__The records__:
=-=-=-=-=
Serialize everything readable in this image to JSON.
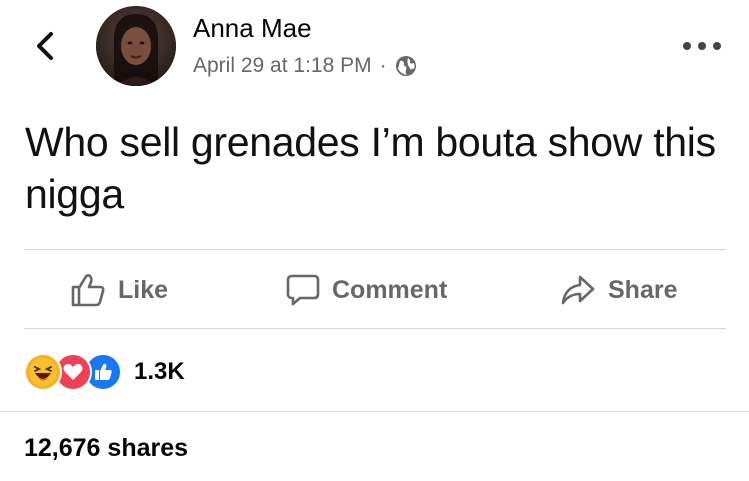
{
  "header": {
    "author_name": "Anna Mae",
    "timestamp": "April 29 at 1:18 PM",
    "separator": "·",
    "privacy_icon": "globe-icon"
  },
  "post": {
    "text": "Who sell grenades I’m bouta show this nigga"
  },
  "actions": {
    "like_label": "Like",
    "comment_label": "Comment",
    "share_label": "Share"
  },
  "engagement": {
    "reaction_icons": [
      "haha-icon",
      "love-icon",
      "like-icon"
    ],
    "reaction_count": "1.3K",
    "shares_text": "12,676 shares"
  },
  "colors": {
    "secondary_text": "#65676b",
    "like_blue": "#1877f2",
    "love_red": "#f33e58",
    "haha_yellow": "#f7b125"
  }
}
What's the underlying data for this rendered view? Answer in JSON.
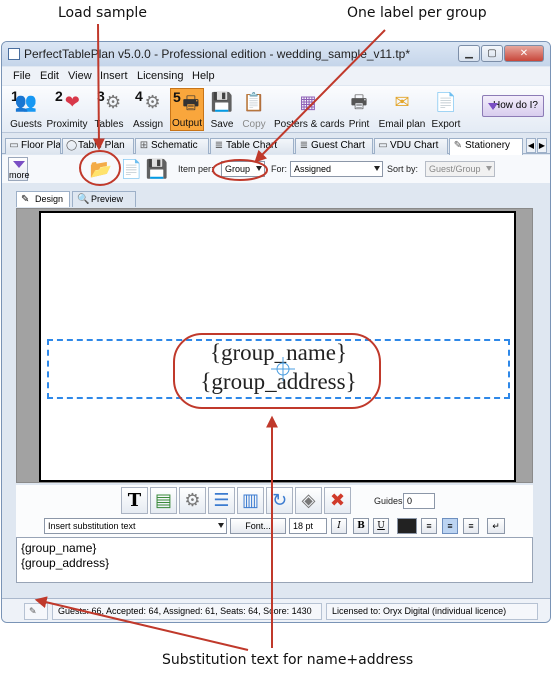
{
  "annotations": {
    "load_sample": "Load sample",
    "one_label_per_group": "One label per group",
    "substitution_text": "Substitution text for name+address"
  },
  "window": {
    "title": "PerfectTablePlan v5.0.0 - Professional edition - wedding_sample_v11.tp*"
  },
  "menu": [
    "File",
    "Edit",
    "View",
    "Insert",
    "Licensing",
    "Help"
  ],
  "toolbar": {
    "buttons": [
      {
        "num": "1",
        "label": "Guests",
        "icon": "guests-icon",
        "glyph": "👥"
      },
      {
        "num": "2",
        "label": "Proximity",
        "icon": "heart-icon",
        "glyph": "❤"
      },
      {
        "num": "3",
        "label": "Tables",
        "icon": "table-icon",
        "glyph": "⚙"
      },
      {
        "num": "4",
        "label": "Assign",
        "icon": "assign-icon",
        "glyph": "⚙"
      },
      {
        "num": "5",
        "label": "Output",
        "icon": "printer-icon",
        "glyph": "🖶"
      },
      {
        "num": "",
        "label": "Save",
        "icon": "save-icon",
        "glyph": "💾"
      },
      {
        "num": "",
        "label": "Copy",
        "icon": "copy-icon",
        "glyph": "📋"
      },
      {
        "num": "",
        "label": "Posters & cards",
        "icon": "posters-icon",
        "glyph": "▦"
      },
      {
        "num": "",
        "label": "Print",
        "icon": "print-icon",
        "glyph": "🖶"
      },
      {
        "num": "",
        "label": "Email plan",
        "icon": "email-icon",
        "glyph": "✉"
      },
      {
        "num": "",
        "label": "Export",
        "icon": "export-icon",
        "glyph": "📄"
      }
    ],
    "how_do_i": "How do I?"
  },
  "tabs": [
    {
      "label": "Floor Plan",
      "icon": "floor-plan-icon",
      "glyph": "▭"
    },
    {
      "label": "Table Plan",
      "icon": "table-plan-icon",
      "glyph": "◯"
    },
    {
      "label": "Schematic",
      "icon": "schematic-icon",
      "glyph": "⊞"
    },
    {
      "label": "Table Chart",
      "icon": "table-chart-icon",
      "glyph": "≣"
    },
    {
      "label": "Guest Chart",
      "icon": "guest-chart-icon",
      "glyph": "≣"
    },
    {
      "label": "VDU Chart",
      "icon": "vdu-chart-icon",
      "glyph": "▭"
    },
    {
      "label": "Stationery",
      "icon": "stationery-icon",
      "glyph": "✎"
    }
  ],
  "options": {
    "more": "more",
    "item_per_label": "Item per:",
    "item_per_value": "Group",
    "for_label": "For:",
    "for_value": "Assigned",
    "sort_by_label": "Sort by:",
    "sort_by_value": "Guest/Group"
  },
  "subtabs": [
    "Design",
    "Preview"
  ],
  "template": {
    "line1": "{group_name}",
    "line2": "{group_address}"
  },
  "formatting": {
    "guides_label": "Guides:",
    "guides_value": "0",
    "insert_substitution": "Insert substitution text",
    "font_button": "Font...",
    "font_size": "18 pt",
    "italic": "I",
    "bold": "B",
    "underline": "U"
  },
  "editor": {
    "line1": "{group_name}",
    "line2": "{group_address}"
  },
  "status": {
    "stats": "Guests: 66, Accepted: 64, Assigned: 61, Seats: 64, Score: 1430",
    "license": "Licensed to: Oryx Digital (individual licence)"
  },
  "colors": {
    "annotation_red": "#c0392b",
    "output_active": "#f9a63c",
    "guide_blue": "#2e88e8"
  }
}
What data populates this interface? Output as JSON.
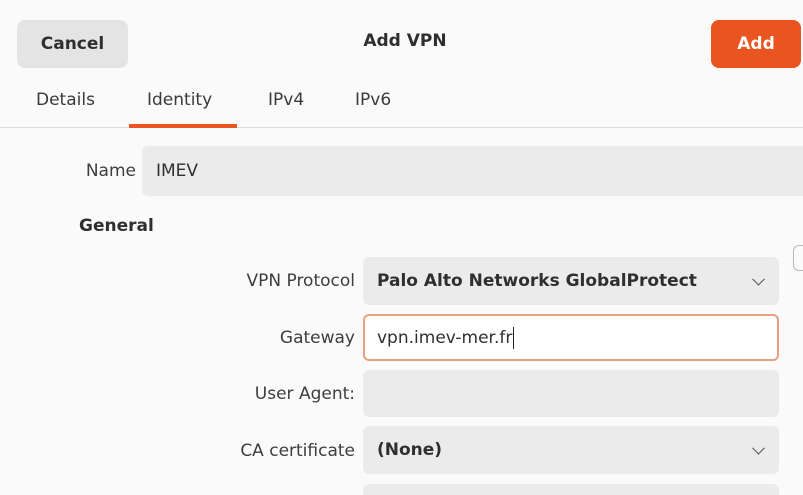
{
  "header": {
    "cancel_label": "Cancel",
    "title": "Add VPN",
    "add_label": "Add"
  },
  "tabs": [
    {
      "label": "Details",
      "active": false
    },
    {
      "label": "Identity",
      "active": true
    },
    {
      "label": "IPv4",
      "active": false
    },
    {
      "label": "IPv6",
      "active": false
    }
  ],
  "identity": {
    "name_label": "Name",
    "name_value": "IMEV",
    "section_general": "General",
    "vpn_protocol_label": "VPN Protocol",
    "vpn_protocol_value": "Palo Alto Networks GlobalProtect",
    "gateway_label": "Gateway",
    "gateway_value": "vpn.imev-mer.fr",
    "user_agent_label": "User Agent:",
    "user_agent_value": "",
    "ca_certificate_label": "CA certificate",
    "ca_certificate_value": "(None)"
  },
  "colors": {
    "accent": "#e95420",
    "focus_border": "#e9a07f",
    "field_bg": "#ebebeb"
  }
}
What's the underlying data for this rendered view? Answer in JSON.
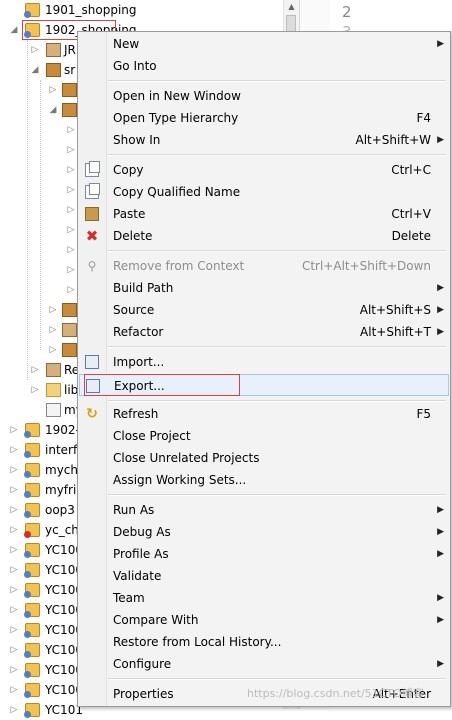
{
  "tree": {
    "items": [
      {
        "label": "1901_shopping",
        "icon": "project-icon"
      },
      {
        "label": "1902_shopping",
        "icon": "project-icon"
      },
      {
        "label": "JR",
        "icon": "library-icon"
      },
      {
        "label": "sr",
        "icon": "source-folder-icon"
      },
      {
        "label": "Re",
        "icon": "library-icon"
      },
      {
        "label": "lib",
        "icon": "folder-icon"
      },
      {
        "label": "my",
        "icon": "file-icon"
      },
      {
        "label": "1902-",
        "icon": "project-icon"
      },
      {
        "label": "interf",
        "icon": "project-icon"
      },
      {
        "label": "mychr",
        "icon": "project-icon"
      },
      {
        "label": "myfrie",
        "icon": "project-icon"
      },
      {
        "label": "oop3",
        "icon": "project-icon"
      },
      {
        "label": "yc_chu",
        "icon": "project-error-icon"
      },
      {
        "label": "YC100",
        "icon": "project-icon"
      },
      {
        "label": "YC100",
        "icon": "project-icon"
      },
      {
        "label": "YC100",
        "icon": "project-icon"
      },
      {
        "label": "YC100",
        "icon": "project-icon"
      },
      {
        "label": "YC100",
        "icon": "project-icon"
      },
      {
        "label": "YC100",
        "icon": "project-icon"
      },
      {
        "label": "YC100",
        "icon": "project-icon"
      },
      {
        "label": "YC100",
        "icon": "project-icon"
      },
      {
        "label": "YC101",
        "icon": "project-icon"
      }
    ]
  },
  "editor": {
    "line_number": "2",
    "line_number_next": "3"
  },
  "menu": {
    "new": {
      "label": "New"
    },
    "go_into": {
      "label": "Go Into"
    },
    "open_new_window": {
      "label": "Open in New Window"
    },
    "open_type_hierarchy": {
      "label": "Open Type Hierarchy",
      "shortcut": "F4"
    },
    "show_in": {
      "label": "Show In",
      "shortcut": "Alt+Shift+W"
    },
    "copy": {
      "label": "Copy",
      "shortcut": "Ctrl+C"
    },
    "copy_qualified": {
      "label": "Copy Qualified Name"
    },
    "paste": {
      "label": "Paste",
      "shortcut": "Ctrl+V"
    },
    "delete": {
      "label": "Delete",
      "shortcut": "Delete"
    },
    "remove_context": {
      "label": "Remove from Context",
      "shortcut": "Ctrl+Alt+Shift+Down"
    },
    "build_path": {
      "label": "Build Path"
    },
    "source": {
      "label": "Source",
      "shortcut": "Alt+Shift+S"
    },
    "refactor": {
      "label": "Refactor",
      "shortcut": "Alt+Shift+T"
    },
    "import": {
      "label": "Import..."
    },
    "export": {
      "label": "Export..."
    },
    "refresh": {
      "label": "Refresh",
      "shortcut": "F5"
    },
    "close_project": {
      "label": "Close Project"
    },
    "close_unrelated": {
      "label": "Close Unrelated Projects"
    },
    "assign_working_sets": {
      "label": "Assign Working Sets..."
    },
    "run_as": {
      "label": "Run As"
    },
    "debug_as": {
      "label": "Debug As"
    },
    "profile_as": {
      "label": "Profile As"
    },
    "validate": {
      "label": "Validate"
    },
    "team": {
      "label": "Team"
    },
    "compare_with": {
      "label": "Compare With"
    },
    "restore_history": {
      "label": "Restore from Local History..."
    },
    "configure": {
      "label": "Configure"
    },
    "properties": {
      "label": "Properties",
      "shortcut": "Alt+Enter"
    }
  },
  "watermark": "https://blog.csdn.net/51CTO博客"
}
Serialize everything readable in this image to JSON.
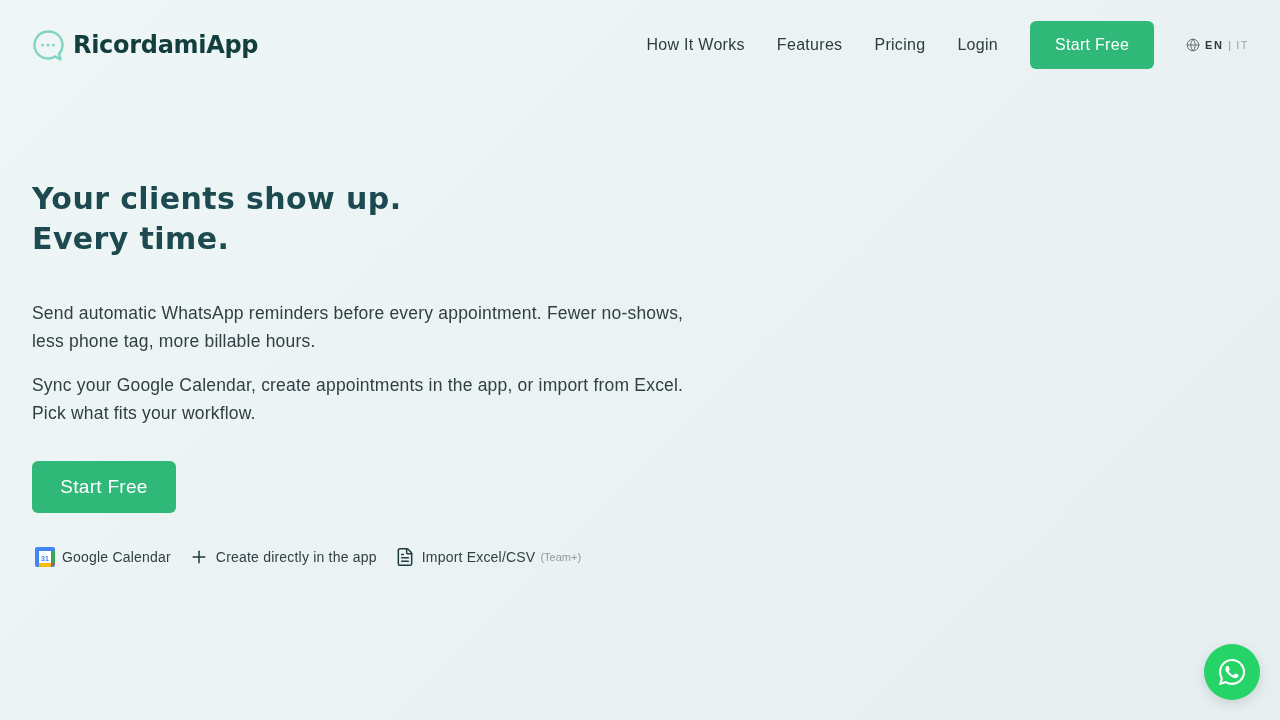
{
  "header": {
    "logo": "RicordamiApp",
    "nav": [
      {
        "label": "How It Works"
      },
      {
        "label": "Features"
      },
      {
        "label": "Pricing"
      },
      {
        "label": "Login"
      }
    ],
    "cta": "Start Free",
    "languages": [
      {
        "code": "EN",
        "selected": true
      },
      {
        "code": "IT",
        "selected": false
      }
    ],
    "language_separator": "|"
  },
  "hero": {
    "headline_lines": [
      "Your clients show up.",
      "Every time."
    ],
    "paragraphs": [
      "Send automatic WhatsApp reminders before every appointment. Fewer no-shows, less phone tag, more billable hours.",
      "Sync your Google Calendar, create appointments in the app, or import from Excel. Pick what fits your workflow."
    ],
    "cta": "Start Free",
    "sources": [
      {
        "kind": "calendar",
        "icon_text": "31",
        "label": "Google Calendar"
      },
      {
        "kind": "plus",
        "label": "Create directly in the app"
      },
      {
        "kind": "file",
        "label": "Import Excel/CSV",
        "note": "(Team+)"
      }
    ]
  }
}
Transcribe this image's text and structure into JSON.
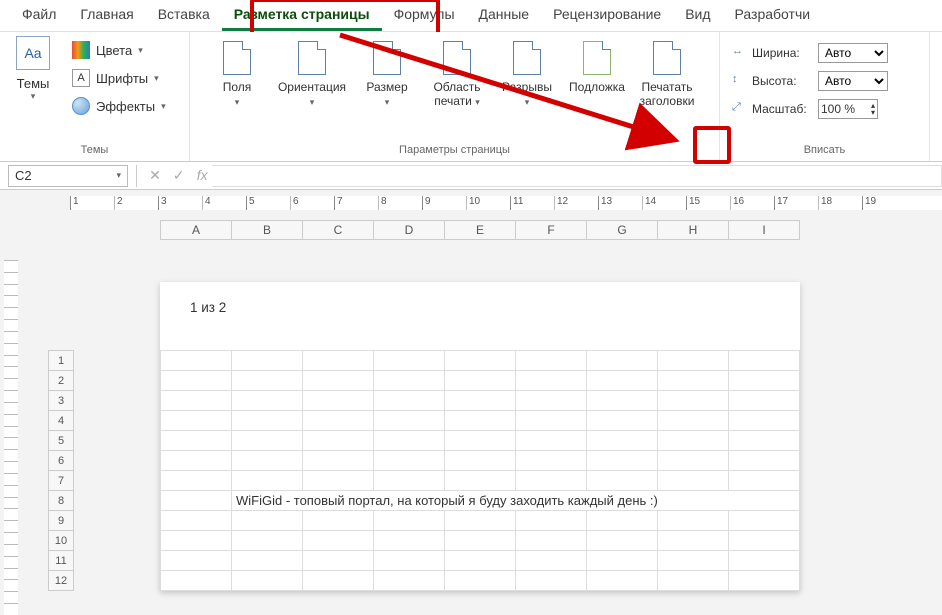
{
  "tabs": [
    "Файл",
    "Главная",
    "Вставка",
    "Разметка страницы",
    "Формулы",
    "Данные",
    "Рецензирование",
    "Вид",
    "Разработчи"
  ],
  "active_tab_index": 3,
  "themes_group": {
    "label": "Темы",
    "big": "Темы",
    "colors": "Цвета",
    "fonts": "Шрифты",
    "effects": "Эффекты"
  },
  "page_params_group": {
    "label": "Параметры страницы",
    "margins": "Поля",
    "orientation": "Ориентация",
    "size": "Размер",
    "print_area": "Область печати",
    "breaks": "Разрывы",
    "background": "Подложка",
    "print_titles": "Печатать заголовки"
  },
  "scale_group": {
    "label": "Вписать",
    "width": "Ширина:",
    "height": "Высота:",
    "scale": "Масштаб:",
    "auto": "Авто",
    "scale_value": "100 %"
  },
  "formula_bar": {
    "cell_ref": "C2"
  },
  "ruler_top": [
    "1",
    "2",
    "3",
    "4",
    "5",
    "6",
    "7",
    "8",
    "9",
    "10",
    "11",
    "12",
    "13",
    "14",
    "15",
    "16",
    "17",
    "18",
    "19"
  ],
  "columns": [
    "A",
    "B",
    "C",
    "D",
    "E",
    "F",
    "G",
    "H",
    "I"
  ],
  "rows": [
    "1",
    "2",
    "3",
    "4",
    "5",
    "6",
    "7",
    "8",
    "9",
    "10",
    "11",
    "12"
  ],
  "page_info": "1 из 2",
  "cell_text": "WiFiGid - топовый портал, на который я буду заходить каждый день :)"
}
=-=-=-=-=
Return each line among the entries that holds the word "more".

    "more": "more",
      "Send automatic WhatsApp reminders before every appointment. Fewer no-shows, less phone tag, more billable hours.",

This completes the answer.